The problem
Copy nothing but the text: reproduce each line of the listing exactly and leave the pictures out.

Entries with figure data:
-*-*-

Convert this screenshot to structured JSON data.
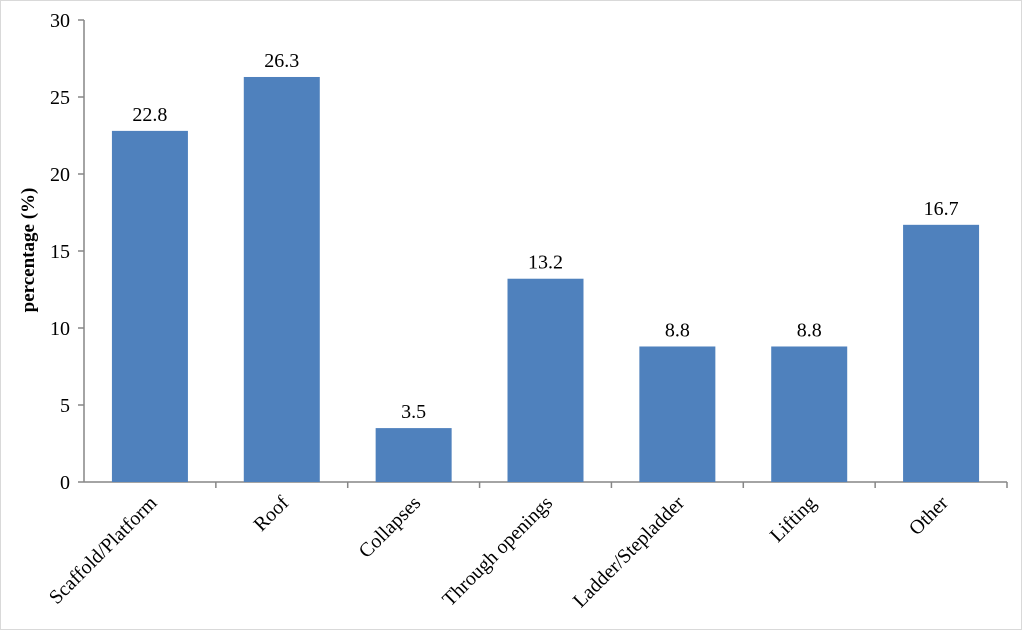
{
  "chart_data": {
    "type": "bar",
    "categories": [
      "Scaffold/Platform",
      "Roof",
      "Collapses",
      "Through openings",
      "Ladder/Stepladder",
      "Lifting",
      "Other"
    ],
    "values": [
      22.8,
      26.3,
      3.5,
      13.2,
      8.8,
      8.8,
      16.7
    ],
    "data_labels": [
      "22.8",
      "26.3",
      "3.5",
      "13.2",
      "8.8",
      "8.8",
      "16.7"
    ],
    "title": "",
    "xlabel": "",
    "ylabel": "percentage (%)",
    "ylim": [
      0,
      30
    ],
    "yticks": [
      0,
      5,
      10,
      15,
      20,
      25,
      30
    ],
    "grid": false,
    "legend": "none",
    "bar_color": "#4f81bd"
  }
}
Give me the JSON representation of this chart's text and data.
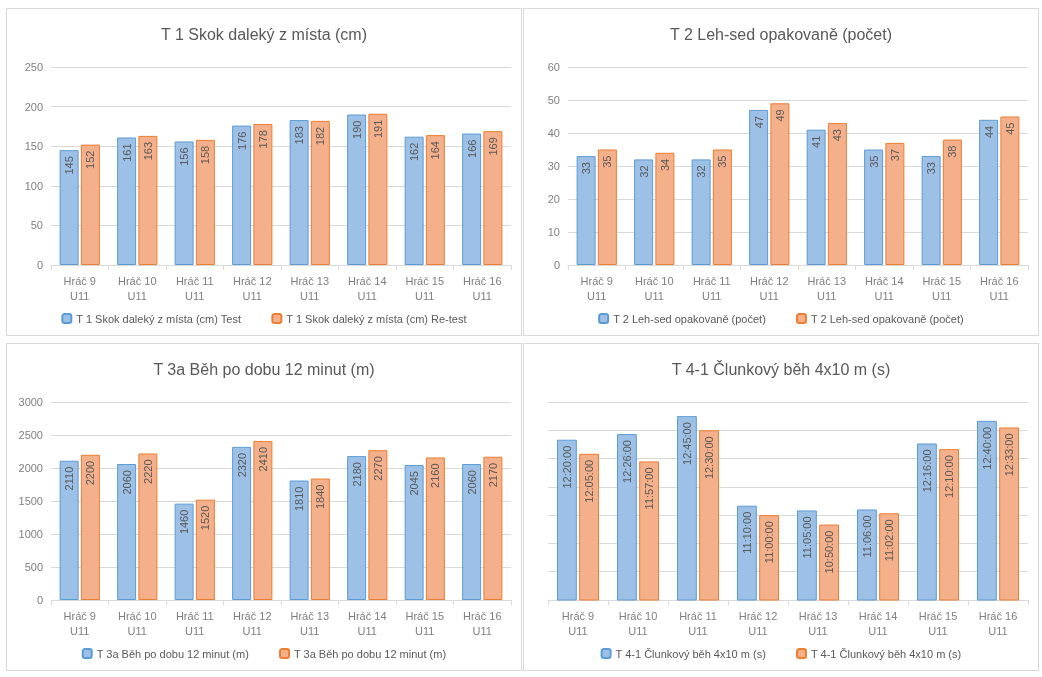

-*-*-

Solution to the exercise
Convert this screenshot to structured JSON data.
{
  "chart_data": {
    "type": "bar",
    "categories": [
      "Scaffold/Platform",
      "Roof",
      "Collapses",
      "Through openings",
      "Ladder/Stepladder",
      "Lifting",
      "Other"
    ],
    "values": [
      22.8,
      26.3,
      3.5,
      13.2,
      8.8,
      8.8,
      16.7
    ],
    "data_labels": [
      "22.8",
      "26.3",
      "3.5",
      "13.2",
      "8.8",
      "8.8",
      "16.7"
    ],
    "title": "",
    "xlabel": "",
    "ylabel": "percentage (%)",
    "ylim": [
      0,
      30
    ],
    "yticks": [
      0,
      5,
      10,
      15,
      20,
      25,
      30
    ],
    "grid": false,
    "legend": "none",
    "bar_color": "#4f81bd"
  }
}
Give me the JSON representation of this chart's text and data.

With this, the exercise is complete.